* START ENTRIES SHOWN *

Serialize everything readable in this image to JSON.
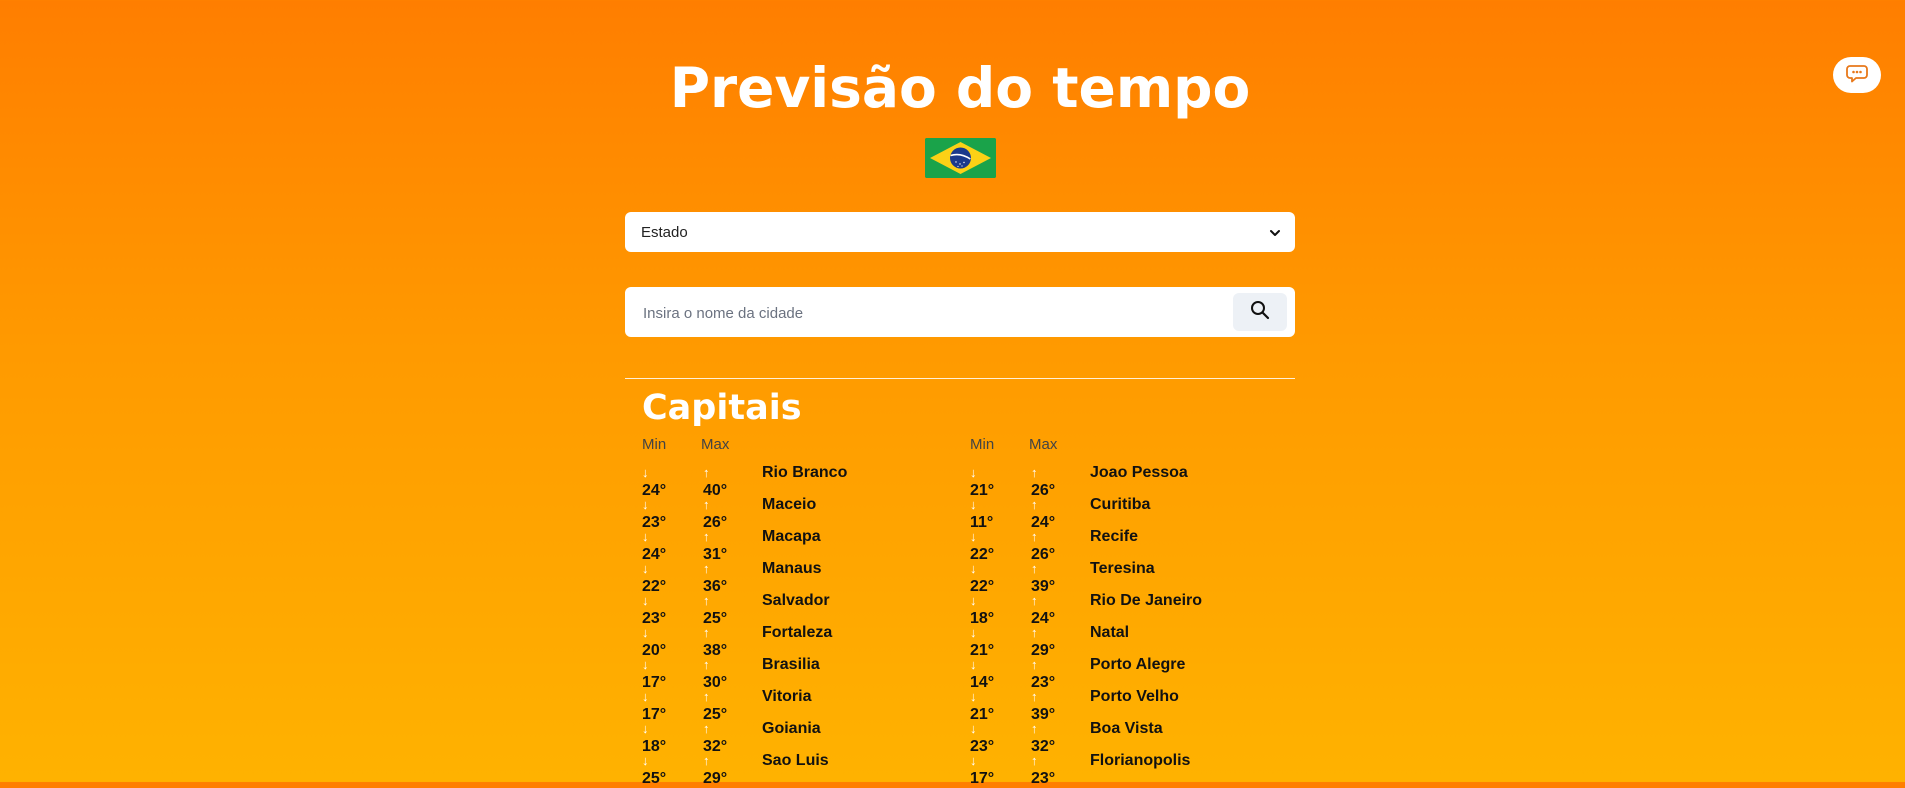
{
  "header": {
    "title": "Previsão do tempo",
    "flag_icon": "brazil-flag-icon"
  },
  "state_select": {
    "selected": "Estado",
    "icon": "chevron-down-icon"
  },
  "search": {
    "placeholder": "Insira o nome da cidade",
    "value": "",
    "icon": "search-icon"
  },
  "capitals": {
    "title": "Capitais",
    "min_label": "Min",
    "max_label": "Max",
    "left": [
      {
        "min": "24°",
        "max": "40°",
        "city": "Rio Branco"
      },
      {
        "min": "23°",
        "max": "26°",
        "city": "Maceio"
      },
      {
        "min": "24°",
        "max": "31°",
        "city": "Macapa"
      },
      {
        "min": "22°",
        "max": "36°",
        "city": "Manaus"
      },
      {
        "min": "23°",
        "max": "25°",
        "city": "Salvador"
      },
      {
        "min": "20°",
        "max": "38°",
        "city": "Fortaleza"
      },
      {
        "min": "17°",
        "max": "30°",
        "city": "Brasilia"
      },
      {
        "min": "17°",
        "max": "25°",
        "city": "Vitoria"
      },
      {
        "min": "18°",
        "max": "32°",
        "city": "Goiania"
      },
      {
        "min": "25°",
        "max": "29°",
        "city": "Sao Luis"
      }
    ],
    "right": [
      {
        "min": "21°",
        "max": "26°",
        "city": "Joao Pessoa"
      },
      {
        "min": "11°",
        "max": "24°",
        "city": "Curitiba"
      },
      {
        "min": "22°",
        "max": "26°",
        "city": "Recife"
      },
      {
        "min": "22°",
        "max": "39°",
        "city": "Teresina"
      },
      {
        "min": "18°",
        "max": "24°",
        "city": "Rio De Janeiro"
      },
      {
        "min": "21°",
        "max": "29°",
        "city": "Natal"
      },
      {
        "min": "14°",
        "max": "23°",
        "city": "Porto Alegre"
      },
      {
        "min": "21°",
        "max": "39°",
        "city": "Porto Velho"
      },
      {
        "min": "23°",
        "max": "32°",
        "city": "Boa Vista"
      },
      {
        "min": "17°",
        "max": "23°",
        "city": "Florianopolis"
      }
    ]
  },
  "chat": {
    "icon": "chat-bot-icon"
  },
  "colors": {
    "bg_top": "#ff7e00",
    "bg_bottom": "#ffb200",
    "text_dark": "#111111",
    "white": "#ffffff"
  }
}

* END ENTRIES SHOWN *

Where a line in the material contains "title", copy that line.

    "title": "Previsão do tempo",
    "title": "Capitais",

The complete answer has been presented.